§ What to do
Look through the material below for "Hier". Copy every line that contains it.

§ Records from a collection
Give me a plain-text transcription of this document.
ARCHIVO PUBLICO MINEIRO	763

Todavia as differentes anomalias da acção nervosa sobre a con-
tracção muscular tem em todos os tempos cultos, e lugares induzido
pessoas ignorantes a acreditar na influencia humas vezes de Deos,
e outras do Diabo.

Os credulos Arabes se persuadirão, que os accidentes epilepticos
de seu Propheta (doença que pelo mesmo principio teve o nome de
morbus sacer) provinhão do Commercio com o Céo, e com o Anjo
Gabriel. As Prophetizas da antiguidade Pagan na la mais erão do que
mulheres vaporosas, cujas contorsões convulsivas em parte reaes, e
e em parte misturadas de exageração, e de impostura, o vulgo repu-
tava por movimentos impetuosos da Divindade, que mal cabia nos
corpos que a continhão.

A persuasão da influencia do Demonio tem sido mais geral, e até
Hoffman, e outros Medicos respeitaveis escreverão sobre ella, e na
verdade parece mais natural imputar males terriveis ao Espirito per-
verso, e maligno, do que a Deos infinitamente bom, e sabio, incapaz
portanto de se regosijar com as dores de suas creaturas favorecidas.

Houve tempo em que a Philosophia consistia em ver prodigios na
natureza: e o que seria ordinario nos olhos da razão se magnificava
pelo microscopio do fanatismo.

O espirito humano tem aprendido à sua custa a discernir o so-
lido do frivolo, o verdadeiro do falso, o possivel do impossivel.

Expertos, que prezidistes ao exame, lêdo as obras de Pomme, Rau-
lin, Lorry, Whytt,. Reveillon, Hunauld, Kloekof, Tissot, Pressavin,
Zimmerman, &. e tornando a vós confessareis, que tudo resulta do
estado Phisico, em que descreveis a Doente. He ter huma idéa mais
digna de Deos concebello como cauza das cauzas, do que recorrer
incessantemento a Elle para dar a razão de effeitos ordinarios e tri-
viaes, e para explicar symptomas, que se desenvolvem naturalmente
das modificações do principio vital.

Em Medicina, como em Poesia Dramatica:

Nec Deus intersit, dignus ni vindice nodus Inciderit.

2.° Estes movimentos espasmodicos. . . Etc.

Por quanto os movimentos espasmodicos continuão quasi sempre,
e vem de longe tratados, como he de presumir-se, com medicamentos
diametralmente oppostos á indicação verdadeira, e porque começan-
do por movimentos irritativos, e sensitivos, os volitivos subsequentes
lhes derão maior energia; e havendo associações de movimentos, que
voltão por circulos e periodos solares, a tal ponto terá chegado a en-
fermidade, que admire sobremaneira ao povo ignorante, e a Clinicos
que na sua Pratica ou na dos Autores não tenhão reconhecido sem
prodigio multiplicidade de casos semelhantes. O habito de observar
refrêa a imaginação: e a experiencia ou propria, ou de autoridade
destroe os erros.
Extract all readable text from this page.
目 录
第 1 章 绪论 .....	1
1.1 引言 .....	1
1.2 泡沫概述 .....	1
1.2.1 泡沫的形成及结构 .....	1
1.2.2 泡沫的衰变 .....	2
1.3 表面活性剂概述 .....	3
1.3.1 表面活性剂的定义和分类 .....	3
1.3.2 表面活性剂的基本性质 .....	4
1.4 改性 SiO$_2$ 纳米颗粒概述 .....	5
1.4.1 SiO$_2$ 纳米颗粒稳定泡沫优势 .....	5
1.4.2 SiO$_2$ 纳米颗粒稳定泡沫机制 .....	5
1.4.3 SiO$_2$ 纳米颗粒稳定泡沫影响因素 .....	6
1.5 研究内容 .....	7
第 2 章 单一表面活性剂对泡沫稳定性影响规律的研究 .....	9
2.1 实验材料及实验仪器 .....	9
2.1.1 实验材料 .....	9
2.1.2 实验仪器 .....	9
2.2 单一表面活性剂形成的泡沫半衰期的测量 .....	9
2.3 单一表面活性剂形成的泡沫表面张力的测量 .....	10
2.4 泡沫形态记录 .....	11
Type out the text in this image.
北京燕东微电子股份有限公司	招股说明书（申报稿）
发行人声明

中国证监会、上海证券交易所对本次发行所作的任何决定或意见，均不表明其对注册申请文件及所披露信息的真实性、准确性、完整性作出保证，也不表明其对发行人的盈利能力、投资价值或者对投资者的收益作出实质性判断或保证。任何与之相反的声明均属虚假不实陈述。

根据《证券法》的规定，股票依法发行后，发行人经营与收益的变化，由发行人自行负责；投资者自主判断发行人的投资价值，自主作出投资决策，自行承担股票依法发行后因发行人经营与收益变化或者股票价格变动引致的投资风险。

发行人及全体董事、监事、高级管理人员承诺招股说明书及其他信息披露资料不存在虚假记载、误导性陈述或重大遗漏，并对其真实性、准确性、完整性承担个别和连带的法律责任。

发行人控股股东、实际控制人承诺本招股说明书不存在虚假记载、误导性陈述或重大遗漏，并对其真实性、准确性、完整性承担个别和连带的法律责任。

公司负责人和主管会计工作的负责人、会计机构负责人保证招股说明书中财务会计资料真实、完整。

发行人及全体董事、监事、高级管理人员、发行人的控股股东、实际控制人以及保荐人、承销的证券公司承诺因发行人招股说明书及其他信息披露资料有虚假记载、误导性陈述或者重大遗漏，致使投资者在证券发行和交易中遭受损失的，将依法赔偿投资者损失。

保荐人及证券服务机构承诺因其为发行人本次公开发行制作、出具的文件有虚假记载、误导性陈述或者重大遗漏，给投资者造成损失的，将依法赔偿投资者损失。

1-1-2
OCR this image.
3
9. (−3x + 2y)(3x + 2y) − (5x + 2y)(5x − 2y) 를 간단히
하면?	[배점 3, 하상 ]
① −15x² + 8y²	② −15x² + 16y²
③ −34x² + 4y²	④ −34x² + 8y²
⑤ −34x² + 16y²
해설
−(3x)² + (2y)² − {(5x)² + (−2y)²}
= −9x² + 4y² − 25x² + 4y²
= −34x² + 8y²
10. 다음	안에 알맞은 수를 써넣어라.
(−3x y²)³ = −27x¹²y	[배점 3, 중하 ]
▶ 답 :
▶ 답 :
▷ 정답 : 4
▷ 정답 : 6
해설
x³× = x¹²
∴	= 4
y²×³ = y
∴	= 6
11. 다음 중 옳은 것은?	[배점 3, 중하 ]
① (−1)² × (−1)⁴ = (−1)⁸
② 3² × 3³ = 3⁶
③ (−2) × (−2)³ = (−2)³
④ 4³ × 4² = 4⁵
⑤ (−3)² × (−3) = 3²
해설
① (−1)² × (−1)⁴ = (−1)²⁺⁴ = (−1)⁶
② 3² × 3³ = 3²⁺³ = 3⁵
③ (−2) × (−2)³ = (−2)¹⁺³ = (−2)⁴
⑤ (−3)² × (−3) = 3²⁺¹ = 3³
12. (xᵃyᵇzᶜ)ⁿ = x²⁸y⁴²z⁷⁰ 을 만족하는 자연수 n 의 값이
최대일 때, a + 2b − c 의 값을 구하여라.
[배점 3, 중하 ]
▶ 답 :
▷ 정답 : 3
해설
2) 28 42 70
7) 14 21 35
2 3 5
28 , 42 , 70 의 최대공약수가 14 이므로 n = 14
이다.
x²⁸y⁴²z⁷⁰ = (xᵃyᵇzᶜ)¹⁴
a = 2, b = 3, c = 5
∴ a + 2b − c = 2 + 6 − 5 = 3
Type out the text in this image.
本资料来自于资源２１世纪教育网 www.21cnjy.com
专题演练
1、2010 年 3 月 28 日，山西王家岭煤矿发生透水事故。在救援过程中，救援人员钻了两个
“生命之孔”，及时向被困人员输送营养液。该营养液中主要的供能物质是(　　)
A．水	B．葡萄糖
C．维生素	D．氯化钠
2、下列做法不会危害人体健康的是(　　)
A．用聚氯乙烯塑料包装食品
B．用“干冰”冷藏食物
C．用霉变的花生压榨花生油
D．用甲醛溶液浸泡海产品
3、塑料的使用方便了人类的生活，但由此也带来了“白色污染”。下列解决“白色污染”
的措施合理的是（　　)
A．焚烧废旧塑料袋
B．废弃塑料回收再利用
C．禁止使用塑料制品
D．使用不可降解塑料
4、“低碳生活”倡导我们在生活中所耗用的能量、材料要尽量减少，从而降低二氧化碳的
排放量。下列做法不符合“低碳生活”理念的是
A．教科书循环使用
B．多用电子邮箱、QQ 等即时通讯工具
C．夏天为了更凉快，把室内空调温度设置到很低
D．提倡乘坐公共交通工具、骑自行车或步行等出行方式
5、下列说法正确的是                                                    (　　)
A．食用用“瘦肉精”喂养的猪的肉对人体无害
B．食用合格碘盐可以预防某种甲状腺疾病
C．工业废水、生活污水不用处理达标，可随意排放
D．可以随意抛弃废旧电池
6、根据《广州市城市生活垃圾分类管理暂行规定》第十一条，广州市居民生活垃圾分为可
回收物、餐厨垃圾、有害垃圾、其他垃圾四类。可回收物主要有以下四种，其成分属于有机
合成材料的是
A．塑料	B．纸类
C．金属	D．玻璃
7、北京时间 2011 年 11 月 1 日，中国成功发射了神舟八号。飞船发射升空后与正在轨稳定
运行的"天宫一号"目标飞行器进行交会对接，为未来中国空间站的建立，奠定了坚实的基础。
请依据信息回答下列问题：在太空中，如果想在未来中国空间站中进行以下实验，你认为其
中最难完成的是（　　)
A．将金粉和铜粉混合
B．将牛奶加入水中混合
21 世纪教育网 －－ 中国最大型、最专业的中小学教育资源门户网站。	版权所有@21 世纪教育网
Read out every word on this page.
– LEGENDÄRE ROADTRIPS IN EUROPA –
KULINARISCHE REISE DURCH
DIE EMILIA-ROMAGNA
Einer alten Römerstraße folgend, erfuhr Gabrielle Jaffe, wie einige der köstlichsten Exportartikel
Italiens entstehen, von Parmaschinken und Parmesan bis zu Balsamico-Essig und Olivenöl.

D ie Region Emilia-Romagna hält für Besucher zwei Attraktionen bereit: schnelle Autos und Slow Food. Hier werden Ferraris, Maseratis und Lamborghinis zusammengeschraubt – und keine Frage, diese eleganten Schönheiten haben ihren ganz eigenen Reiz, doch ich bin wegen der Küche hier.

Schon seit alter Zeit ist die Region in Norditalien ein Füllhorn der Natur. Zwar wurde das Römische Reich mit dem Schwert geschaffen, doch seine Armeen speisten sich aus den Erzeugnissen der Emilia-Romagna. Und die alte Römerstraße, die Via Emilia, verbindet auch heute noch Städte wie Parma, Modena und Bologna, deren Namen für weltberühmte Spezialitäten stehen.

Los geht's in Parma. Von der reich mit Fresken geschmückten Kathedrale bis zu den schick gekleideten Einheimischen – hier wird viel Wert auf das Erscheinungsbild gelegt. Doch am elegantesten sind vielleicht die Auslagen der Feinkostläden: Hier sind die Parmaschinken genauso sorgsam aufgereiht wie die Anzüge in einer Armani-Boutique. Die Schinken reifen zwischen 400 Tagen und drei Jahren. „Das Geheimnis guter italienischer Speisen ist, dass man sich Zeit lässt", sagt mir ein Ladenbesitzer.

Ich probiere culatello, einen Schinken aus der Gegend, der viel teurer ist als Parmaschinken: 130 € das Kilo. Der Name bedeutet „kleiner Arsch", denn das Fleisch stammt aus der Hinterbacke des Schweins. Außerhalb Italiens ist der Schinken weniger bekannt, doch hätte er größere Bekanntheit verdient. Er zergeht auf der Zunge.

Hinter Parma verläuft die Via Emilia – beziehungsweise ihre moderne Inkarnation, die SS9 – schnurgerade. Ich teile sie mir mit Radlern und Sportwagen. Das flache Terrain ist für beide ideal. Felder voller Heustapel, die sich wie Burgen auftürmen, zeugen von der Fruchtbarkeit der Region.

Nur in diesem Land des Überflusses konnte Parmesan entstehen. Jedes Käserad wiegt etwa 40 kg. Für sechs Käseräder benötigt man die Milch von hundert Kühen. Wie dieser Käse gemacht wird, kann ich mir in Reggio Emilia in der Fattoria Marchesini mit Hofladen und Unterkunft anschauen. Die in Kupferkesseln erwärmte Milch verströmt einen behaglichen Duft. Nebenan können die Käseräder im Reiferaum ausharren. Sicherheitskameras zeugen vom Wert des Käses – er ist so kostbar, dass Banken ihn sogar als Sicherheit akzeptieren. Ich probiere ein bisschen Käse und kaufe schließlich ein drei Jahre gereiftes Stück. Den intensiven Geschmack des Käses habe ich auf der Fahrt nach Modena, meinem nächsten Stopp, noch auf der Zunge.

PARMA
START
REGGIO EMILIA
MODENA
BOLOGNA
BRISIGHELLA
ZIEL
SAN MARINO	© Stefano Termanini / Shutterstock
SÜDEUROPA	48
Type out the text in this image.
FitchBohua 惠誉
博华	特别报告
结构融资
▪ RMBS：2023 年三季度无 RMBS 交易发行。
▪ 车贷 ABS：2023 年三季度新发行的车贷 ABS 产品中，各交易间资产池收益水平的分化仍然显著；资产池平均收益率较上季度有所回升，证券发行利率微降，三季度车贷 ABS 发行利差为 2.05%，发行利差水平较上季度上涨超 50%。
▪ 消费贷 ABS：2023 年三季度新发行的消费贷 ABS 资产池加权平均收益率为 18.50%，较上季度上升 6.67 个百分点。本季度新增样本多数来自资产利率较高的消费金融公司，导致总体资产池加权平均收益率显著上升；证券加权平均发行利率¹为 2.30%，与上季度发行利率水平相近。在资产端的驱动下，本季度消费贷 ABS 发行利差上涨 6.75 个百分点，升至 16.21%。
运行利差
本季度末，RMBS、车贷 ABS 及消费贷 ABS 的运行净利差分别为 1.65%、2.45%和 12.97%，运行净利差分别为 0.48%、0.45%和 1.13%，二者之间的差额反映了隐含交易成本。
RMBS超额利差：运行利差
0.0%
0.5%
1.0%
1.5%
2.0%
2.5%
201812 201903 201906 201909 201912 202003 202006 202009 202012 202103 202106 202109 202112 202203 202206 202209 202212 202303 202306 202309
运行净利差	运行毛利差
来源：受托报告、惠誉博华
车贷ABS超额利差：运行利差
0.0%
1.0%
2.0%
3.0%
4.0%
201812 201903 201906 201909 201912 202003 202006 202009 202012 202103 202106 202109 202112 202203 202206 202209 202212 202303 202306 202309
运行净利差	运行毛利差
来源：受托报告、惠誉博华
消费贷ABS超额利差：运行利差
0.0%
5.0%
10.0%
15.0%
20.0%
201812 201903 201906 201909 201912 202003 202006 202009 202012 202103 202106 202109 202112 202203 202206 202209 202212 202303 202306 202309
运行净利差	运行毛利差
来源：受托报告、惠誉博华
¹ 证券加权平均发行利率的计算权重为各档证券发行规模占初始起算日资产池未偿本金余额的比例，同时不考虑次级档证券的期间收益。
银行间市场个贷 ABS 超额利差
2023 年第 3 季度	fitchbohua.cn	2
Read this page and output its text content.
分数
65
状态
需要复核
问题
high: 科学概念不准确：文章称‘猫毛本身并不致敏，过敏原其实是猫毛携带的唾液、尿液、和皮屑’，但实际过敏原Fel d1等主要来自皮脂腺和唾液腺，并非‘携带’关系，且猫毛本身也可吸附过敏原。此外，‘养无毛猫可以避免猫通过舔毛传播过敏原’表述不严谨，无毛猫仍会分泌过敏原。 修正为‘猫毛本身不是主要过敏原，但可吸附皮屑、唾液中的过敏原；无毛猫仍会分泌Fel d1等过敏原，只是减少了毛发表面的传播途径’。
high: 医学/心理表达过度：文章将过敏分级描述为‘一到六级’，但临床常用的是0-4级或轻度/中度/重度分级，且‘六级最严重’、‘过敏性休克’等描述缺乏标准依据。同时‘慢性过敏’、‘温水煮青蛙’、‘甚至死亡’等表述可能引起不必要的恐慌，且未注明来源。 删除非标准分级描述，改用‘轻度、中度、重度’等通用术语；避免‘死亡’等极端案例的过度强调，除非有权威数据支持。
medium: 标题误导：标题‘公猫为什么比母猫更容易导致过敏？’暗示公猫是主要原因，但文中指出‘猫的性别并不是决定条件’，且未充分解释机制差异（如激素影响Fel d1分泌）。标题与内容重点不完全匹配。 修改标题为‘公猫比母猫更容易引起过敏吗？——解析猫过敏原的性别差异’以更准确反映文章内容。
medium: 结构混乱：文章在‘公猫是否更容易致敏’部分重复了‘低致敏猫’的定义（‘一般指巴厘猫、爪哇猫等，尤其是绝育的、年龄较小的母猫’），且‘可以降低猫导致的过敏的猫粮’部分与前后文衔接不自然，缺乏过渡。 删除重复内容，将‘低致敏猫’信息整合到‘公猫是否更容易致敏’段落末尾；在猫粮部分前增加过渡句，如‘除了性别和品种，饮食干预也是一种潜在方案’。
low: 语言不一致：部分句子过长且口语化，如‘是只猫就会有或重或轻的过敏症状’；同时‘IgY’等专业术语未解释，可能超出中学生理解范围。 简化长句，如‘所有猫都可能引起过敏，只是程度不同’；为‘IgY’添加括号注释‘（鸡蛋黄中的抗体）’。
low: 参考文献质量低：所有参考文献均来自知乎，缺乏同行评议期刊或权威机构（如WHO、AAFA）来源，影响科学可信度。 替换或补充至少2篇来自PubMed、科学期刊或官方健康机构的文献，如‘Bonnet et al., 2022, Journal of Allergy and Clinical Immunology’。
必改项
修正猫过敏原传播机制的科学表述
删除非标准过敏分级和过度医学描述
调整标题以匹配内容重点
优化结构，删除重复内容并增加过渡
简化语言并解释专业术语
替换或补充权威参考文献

§ Response to the task
D ie Region Emilia-Romagna hält für Besucher zwei Attraktionen bereit: schnelle Autos und Slow Food. Hier werden Ferraris, Maseratis und Lamborghinis zusammengeschraubt – und keine Frage, diese eleganten Schönheiten haben ihren ganz eigenen Reiz, doch ich bin wegen der Küche hier.
Los geht's in Parma. Von der reich mit Fresken geschmückten Kathedrale bis zu den schick gekleideten Einheimischen – hier wird viel Wert auf das Erscheinungsbild gelegt. Doch am elegantesten sind vielleicht die Auslagen der Feinkostläden: Hier sind die Parmaschinken genauso sorgsam aufgereiht wie die Anzüge in einer Armani-Boutique. Die Schinken reifen zwischen 400 Tagen und drei Jahren. „Das Geheimnis guter italienischer Speisen ist, dass man sich Zeit lässt", sagt mir ein Ladenbesitzer.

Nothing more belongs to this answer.